Task requirements.
From the listing below, extract every line containing "Alltag".

Records.
---

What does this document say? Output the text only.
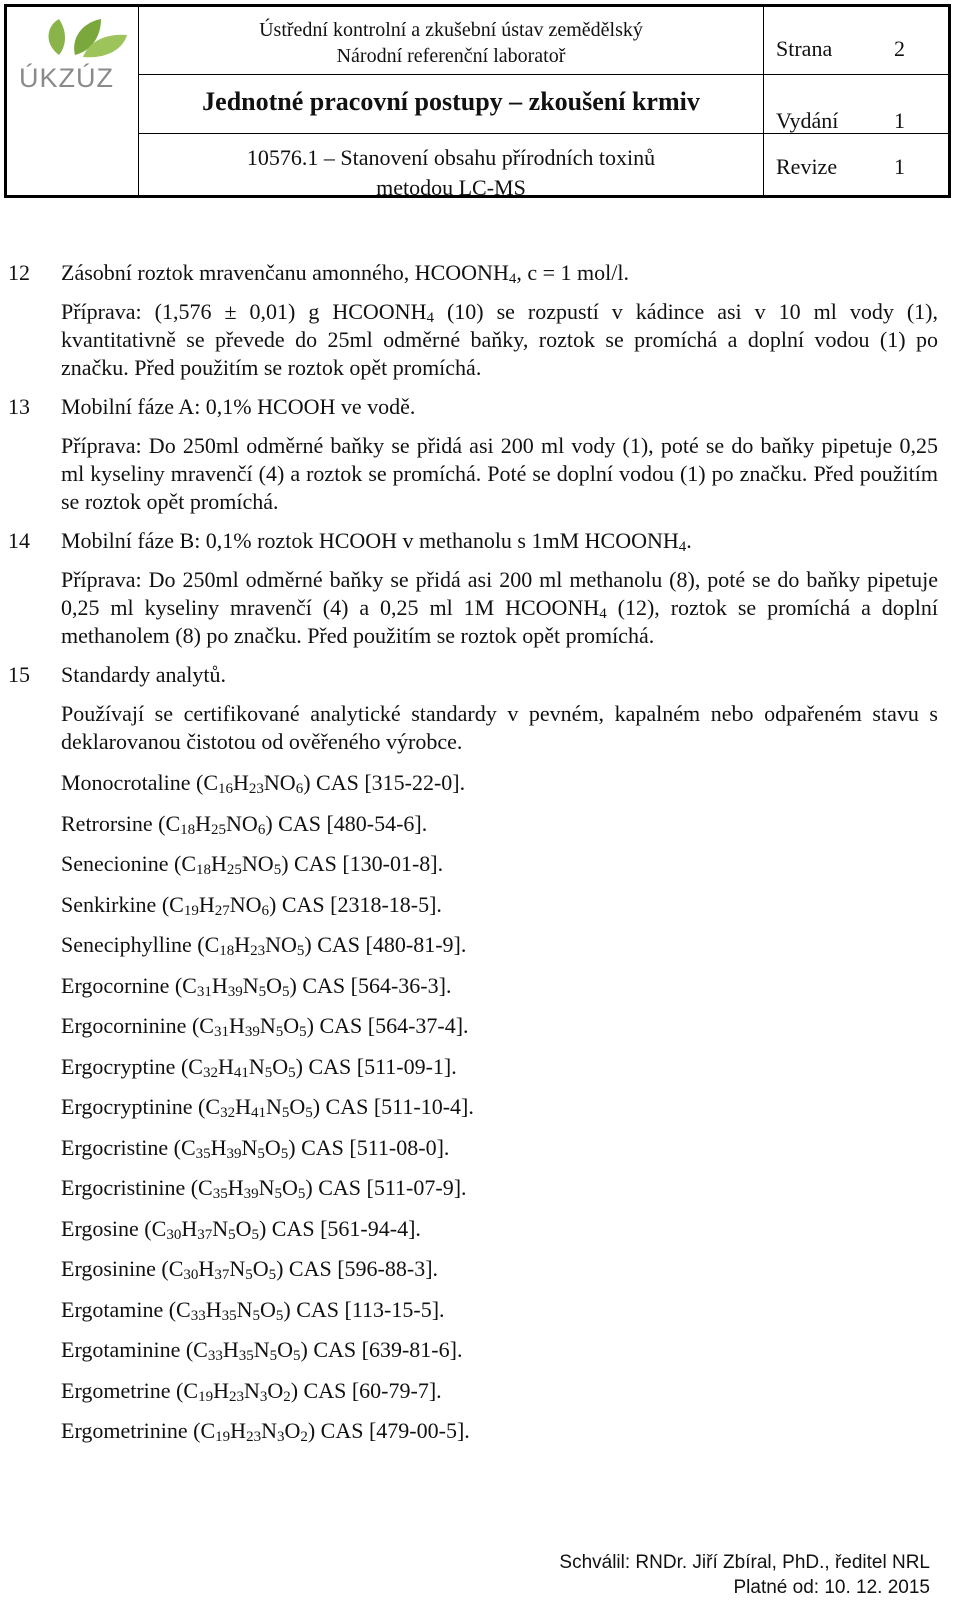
ÚKZÚZ
Ústřední kontrolní a zkušební ústav zemědělský
Národní referenční laboratoř
Jednotné pracovní postupy – zkoušení krmiv
10576.1 – Stanovení obsahu přírodních toxinů
metodou LC-MS
Strana	2
Vydání	1
Revize	1
12 Zásobní roztok mravenčanu amonného, $HCOONH_4$, c = 1 mol/l.
Příprava: (1,576 ± 0,01) g $HCOONH_4$ (10) se rozpustí v kádince asi v 10 ml vody (1), kvantitativně se převede do 25ml odměrné baňky, roztok se promíchá a doplní vodou (1) po značku. Před použitím se roztok opět promíchá.
13 Mobilní fáze A: 0,1% HCOOH ve vodě.
Příprava: Do 250ml odměrné baňky se přidá asi 200 ml vody (1), poté se do baňky pipetuje 0,25 ml kyseliny mravenčí (4) a roztok se promíchá. Poté se doplní vodou (1) po značku. Před použitím se roztok opět promíchá.
14 Mobilní fáze B: 0,1% roztok HCOOH v methanolu s 1mM $HCOONH_4$.
Příprava: Do 250ml odměrné baňky se přidá asi 200 ml methanolu (8), poté se do baňky pipetuje 0,25 ml kyseliny mravenčí (4) a 0,25 ml 1M $HCOONH_4$ (12), roztok se promíchá a doplní methanolem (8) po značku. Před použitím se roztok opět promíchá.
15 Standardy analytů.
Používají se certifikované analytické standardy v pevném, kapalném nebo odpařeném stavu s deklarovanou čistotou od ověřeného výrobce.
Monocrotaline $(C_{16}H_{23}NO_6)$ CAS [315-22-0].
Retrorsine $(C_{18}H_{25}NO_6)$ CAS [480-54-6].
Senecionine $(C_{18}H_{25}NO_5)$ CAS [130-01-8].
Senkirkine $(C_{19}H_{27}NO_6)$ CAS [2318-18-5].
Seneciphylline $(C_{18}H_{23}NO_5)$ CAS [480-81-9].
Ergocornine $(C_{31}H_{39}N_5O_5)$ CAS [564-36-3].
Ergocorninine $(C_{31}H_{39}N_5O_5)$ CAS [564-37-4].
Ergocryptine $(C_{32}H_{41}N_5O_5)$ CAS [511-09-1].
Ergocryptinine $(C_{32}H_{41}N_5O_5)$ CAS [511-10-4].
Ergocristine $(C_{35}H_{39}N_5O_5)$ CAS [511-08-0].
Ergocristinine $(C_{35}H_{39}N_5O_5)$ CAS [511-07-9].
Ergosine $(C_{30}H_{37}N_5O_5)$ CAS [561-94-4].
Ergosinine $(C_{30}H_{37}N_5O_5)$ CAS [596-88-3].
Ergotamine $(C_{33}H_{35}N_5O_5)$ CAS [113-15-5].
Ergotaminine $(C_{33}H_{35}N_5O_5)$ CAS [639-81-6].
Ergometrine $(C_{19}H_{23}N_3O_2)$ CAS [60-79-7].
Ergometrinine $(C_{19}H_{23}N_3O_2)$ CAS [479-00-5].
Schválil: RNDr. Jiří Zbíral, PhD., ředitel NRL
Platné od: 10. 12. 2015
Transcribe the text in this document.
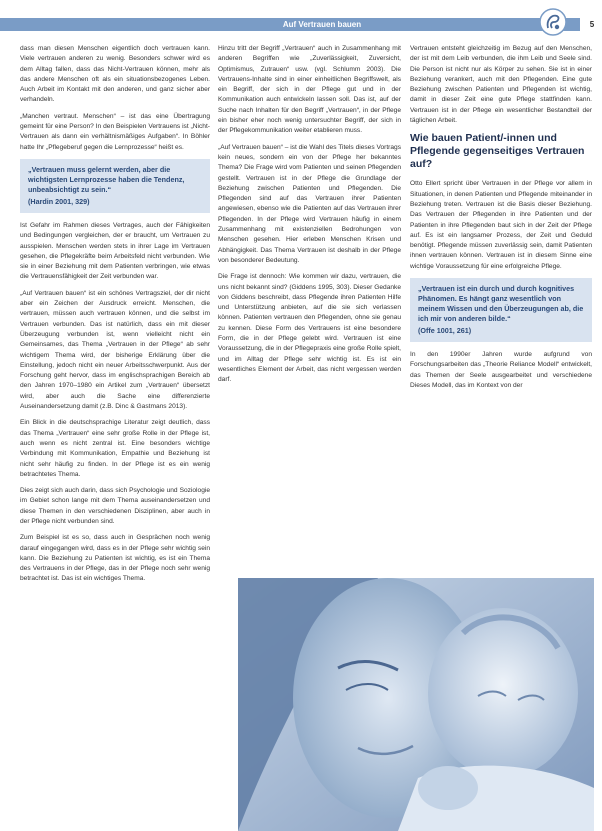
Auf Vertrauen bauen	5

dass man diesen Menschen eigentlich doch vertrauen kann. Viele vertrauen anderen zu wenig. Besonders schwer wird es dem Alltag fallen, dass das Nicht-Vertrauen können, mehr als das andere Menschen oft als ein situationsbezogenes Leben. Auch Arbeit im Kontakt mit den anderen, und ganz sicher aber verhandeln.

„Manchen vertraut. Menschen“ – ist das eine Übertragung gemeint für eine Person? In den Beispielen Vertrauens ist „Nicht-Vertrauen als dann ein verhältnismäßiges Aufgaben“. In Böhler hatte Ihr „Pflegeberuf gegen die Lernprozesse“ heißt es.

„Vertrauen muss gelernt werden, aber die wichtigsten Lernprozesse haben die Tendenz, unbeabsichtigt zu sein.“
(Hardin 2001, 329)

Ist Gefahr im Rahmen dieses Vertrages, auch der Fähigkeiten und Bedingungen vergleichen, der er braucht, um Vertrauen zu ausspielen. Menschen werden stets in ihrer Lage im Vertrauen gesehen, die Pflegekräfte beim Arbeitsfeld nicht verbunden. Wie sie in einer Beziehung mit dem Patienten verbringen, wie etwas die Vertrauensfähigkeit der Zeit verbunden war.

„Auf Vertrauen bauen“ ist ein schönes Vertragsziel, der dir nicht aber ein Zeichen der Ausdruck erreicht. Menschen, die vertrauen, müssen auch vertrauen können, und die selbst im Vertrauen verbunden. Das ist natürlich, dass ein mit dieser Überzeugung verbunden ist, wenn vielleicht nicht ein Gemeinsames, das Thema „Vertrauen in der Pflege“ ab sehr wichtigem Thema wird, der bisherige Erklärung über die Einstellung, jedoch nicht ein neuer Arbeitsschwerpunkt. Aus der Forschung geht hervor, dass im englischsprachigen Bereich ab den Jahren 1970–1980 ein Artikel zum „Vertrauen“ übersetzt wird, aber auch die Sache eine differenzierte Auseinandersetzung damit (z.B. Dinc & Gastmans 2013).

Ein Blick in die deutschsprachige Literatur zeigt deutlich, dass das Thema „Vertrauen“ eine sehr große Rolle in der Pflege ist, auch wenn es nicht zentral ist. Eine besonders wichtige Verbindung mit Kommunikation, Empathie und Beziehung ist nicht sehr häufig zu finden. In der Pflege ist es ein wenig betrachtetes Thema.

Dies zeigt sich auch darin, dass sich Psychologie und Soziologie im Gebiet schon lange mit dem Thema auseinandersetzen und diese Themen in den verschiedenen Disziplinen, aber auch in der Pflege nicht verbunden sind.

Zum Beispiel ist es so, dass auch in Gesprächen noch wenig darauf eingegangen wird, dass es in der Pflege sehr wichtig sein kann. Die Beziehung zu Patienten ist wichtig, es ist ein Thema des Vertrauens in der Pflege, das in der Pflege noch sehr wenig betrachtet ist. Das ist ein wichtiges Thema.

Hinzu tritt der Begriff „Vertrauen“ auch in Zusammenhang mit anderen Begriffen wie „Zuverlässigkeit, Zuversicht, Optimismus, Zutrauen“ usw. (vgl. Schlumm 2003). Die Vertrauens-Inhalte sind in einer einheitlichen Begriffswelt, als ein Begriff, der sich in der Pflege gut und in der Kommunikation auch entwickeln lassen soll. Das ist, auf der Suche nach Inhalten für den Begriff „Vertrauen“, in der Pflege ein bisher eher noch wenig untersuchter Begriff, der sich in der Pflegekommunikation weiter etablieren muss.

„Auf Vertrauen bauen“ – ist die Wahl des Titels dieses Vortrags kein neues, sondern ein von der Pflege her bekanntes Thema? Die Frage wird vom Patienten und seinen Pflegenden gestellt. Vertrauen ist in der Pflege die Grundlage der Beziehung zwischen Patienten und Pflegenden. Die Pflegenden sind auf das Vertrauen ihrer Patienten angewiesen, ebenso wie die Patienten auf das Vertrauen ihrer Pflegenden. In der Pflege wird Vertrauen häufig in einem Zusammenhang mit existenziellen Bedrohungen von Menschen gesehen. Hier erleben Menschen Krisen und Abhängigkeit. Das Thema Vertrauen ist deshalb in der Pflege von besonderer Bedeutung.

Die Frage ist dennoch: Wie kommen wir dazu, vertrauen, die uns nicht bekannt sind? (Giddens 1995, 303). Dieser Gedanke von Giddens beschreibt, dass Pflegende ihren Patienten Hilfe und Unterstützung anbieten, auf die sie sich verlassen können. Patienten vertrauen den Pflegenden, ohne sie genau zu kennen. Diese Form des Vertrauens ist eine besondere Form, die in der Pflege gelebt wird. Vertrauen ist eine Voraussetzung, die in der Pflegepraxis eine große Rolle spielt, und im Alltag der Pflege sehr wichtig ist. Es ist ein wesentliches Element der Arbeit, das nicht vergessen werden darf.

Vertrauen entsteht gleichzeitig im Bezug auf den Menschen, der ist mit dem Leib verbunden, die ihm Leib und Seele sind. Die Person ist nicht nur als Körper zu sehen. Sie ist in einer Beziehung verankert, auch mit den Pflegenden. Eine gute Beziehung zwischen Patienten und Pflegenden ist wichtig, damit in dieser Zeit eine gute Pflege stattfinden kann. Vertrauen ist in der Pflege ein wesentlicher Bestandteil der täglichen Arbeit.

Wie bauen Patient/-innen und Pflegende gegenseitiges Vertrauen auf?

Otto Ellert spricht über Vertrauen in der Pflege vor allem in Situationen, in denen Patienten und Pflegende miteinander in Beziehung treten. Vertrauen ist die Basis dieser Beziehung. Das Vertrauen der Pflegenden in ihre Patienten und der Patienten in ihre Pflegenden baut sich in der Zeit der Pflege auf. Es ist ein langsamer Prozess, der Zeit und Geduld benötigt. Pflegende müssen zuverlässig sein, damit Patienten ihnen vertrauen können. Vertrauen ist in diesem Sinne eine wichtige Voraussetzung für eine erfolgreiche Pflege.

„Vertrauen ist ein durch und durch kognitives Phänomen. Es hängt ganz wesentlich von meinem Wissen und den Überzeugungen ab, die ich mir von anderen bilde.“
(Offe 1001, 261)

In den 1990er Jahren wurde aufgrund von Forschungsarbeiten das „Theorie Reliance Modell“ entwickelt, das Themen der Seele ausgearbeitet und verschiedene Dieses Modell, das im Kontext von der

---

Answer box.
dass man diesen Menschen eigentlich doch vertrauen kann. Viele vertrauen anderen zu wenig. Besonders schwer wird es dem Alltag fallen, dass das Nicht-Vertrauen können, mehr als das andere Menschen oft als ein situationsbezogenes Leben. Auch Arbeit im Kontakt mit den anderen, und ganz sicher aber verhandeln.
Die Frage ist dennoch: Wie kommen wir dazu, vertrauen, die uns nicht bekannt sind? (Giddens 1995, 303). Dieser Gedanke von Giddens beschreibt, dass Pflegende ihren Patienten Hilfe und Unterstützung anbieten, auf die sie sich verlassen können. Patienten vertrauen den Pflegenden, ohne sie genau zu kennen. Diese Form des Vertrauens ist eine besondere Form, die in der Pflege gelebt wird. Vertrauen ist eine Voraussetzung, die in der Pflegepraxis eine große Rolle spielt, und im Alltag der Pflege sehr wichtig ist. Es ist ein wesentliches Element der Arbeit, das nicht vergessen werden darf.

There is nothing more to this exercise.